• **Exercise prompt**
Check each line of the records below and collect those that include the word "correctamente".

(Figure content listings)
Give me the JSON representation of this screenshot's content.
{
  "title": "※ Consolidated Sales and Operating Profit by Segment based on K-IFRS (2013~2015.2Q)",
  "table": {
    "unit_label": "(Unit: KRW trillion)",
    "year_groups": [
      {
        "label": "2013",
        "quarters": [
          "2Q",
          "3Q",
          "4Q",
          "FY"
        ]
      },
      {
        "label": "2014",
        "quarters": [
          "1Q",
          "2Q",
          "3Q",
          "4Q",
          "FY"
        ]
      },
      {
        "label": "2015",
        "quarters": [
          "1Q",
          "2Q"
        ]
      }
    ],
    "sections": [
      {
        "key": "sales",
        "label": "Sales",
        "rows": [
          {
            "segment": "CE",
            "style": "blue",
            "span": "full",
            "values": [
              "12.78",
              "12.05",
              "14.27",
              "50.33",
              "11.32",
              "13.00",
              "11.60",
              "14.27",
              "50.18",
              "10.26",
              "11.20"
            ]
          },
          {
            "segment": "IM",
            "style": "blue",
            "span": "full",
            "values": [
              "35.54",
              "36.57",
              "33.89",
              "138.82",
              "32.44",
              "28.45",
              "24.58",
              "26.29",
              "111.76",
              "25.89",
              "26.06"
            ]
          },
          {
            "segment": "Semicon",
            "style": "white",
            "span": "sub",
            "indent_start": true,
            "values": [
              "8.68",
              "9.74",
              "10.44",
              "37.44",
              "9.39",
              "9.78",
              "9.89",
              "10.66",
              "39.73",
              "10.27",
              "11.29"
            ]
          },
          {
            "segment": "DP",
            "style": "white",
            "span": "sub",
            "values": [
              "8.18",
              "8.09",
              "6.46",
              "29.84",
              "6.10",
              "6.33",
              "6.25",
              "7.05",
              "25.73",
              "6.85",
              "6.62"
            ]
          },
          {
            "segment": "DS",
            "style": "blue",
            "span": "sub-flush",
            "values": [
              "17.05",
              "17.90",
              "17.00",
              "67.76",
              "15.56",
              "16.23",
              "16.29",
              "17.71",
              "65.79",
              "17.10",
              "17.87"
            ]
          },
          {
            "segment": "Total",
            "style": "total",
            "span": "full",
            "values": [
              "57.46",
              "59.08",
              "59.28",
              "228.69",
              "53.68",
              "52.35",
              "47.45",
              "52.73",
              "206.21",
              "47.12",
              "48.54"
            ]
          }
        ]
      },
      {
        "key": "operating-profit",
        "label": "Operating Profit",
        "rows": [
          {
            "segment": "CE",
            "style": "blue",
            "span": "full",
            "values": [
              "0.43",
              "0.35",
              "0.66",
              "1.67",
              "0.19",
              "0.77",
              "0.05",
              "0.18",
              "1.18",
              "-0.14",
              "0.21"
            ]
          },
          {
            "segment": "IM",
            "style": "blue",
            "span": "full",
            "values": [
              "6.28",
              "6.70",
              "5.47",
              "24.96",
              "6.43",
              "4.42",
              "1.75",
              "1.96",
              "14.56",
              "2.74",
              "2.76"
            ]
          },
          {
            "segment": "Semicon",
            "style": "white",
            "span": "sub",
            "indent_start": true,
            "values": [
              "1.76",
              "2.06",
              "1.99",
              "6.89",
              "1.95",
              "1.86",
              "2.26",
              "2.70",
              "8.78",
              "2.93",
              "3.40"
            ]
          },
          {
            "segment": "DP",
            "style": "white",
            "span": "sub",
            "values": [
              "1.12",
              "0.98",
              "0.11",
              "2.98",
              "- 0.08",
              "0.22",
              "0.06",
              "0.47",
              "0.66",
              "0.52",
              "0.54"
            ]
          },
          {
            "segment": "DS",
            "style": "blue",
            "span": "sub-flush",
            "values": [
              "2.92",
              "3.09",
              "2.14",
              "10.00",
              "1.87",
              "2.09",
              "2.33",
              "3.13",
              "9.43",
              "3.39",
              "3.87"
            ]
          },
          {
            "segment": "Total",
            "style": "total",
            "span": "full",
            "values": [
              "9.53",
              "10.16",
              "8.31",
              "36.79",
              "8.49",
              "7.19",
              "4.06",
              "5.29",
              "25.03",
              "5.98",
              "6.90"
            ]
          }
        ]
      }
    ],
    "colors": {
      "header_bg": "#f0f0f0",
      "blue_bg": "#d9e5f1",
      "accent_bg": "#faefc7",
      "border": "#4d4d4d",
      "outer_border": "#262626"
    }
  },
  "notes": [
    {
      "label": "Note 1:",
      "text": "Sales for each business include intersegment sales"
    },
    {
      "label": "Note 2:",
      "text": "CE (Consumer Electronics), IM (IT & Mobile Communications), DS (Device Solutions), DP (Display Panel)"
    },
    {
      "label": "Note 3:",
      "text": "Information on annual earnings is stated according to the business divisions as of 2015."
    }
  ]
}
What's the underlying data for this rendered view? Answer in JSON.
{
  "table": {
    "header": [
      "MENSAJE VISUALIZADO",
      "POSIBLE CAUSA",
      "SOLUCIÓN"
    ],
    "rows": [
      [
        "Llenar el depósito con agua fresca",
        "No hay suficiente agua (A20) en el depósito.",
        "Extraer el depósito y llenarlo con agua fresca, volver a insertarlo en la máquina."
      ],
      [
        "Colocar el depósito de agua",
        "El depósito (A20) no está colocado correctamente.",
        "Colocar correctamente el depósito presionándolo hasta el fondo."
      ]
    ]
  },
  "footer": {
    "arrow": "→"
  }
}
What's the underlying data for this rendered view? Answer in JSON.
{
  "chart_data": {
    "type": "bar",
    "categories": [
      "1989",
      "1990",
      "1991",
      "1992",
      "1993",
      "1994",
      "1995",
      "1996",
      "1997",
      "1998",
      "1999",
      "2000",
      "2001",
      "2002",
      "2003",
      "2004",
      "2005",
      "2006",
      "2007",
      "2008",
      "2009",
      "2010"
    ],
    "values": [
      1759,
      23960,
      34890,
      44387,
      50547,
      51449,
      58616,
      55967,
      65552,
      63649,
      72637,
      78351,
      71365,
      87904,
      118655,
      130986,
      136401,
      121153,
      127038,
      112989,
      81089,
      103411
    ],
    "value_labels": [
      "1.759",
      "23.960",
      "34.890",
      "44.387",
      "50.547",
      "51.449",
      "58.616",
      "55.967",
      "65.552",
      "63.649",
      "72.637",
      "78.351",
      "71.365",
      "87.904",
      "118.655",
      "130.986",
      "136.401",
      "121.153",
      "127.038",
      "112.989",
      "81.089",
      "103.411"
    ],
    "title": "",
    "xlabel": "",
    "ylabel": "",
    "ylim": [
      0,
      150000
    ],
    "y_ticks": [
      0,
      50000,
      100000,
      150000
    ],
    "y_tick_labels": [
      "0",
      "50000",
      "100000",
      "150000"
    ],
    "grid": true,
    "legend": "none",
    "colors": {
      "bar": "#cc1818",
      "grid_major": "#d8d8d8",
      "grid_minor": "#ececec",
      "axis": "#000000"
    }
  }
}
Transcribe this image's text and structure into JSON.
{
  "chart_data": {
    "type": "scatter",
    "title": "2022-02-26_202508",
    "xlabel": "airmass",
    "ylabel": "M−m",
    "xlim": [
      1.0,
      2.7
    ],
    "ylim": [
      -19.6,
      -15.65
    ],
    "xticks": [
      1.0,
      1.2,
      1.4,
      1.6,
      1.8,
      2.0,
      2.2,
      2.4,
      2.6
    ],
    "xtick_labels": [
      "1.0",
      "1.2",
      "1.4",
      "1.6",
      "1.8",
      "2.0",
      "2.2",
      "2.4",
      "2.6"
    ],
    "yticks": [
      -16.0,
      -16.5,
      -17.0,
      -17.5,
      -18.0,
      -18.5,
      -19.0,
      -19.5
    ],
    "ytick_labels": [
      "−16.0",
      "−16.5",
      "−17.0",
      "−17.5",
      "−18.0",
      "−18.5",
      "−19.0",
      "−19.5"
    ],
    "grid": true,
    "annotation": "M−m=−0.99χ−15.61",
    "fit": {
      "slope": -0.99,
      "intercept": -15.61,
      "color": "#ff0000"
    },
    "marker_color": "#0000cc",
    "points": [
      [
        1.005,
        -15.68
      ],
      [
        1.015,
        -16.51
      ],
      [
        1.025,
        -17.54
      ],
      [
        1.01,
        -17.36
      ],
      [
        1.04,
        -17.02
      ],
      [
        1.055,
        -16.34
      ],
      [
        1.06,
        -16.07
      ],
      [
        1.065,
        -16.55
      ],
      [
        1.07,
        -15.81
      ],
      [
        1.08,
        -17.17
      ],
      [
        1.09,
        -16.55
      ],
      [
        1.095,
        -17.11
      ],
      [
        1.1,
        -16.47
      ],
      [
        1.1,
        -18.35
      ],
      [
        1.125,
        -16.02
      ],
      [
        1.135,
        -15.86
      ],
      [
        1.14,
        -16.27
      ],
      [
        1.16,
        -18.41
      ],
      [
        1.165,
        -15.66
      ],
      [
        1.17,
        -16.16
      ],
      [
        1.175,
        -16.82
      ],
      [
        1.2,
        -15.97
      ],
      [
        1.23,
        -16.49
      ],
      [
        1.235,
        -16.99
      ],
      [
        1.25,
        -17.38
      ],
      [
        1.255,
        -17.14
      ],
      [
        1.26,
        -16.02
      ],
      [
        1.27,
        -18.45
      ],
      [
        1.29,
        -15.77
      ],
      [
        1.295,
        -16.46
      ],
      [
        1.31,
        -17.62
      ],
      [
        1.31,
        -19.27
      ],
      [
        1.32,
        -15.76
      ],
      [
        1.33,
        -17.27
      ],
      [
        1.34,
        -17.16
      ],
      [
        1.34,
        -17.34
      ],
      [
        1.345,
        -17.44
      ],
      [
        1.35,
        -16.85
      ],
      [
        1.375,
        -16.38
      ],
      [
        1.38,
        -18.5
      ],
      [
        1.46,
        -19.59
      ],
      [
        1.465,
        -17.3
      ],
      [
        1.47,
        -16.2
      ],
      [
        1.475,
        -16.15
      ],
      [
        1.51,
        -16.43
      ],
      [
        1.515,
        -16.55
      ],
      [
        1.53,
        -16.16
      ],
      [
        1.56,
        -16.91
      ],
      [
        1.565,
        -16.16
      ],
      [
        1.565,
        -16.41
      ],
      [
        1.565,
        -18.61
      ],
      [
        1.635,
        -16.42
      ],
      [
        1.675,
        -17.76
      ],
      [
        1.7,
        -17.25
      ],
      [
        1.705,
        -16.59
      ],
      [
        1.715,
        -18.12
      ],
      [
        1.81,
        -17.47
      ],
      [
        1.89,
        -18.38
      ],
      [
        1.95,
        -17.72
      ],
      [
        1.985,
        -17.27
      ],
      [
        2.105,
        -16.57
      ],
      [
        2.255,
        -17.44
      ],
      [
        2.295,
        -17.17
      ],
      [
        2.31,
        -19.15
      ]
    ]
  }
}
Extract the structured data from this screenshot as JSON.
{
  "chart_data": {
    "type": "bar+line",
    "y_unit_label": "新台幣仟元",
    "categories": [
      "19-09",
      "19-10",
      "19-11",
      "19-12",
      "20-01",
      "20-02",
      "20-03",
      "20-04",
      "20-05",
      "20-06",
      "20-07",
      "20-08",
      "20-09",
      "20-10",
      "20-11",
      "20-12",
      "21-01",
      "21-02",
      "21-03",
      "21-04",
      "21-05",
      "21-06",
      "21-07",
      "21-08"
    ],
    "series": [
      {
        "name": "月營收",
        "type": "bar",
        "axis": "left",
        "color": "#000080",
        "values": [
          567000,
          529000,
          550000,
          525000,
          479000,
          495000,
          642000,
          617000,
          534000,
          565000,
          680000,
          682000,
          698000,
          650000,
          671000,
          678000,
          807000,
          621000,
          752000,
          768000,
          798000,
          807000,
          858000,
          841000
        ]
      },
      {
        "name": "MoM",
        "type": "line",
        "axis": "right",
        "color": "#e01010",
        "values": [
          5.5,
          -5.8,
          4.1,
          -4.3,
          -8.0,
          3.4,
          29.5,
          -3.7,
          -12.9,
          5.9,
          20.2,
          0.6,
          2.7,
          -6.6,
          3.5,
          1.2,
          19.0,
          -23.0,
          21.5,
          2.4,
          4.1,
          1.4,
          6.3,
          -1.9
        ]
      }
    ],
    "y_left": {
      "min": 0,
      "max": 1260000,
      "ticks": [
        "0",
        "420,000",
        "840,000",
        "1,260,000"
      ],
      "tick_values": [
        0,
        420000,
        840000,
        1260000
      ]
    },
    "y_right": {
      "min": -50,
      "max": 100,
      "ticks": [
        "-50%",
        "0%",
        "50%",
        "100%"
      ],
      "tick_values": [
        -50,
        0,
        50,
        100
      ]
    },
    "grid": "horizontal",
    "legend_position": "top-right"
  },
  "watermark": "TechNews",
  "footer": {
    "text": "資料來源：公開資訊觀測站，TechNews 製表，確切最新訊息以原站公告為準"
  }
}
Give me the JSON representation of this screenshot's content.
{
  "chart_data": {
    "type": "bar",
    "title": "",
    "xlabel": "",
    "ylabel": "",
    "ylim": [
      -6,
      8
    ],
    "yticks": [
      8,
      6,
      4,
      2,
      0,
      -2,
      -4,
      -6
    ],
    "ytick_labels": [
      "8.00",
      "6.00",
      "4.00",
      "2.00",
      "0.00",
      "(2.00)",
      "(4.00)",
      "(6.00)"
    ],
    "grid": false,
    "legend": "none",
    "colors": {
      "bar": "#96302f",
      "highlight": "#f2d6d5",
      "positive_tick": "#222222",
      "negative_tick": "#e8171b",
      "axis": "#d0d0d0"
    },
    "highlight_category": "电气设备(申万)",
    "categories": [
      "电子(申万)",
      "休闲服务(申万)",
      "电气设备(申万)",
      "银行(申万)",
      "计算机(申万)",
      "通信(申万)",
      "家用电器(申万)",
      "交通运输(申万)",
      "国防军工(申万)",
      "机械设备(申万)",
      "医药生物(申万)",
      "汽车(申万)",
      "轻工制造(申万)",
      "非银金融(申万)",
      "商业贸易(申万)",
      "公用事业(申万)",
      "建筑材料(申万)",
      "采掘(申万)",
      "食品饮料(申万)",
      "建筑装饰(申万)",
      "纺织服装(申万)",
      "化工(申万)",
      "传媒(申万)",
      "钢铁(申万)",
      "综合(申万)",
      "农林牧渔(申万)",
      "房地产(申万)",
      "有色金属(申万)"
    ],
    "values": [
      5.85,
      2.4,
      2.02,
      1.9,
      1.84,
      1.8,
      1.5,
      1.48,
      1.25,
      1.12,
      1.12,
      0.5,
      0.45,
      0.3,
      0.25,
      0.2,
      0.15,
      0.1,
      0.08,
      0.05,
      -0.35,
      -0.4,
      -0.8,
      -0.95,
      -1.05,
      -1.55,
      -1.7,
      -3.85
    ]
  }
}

• **Finished exercise**
        "El depósito (A20) no está colocado correctamente.",
        "Colocar correctamente el depósito presionándolo hasta el fondo."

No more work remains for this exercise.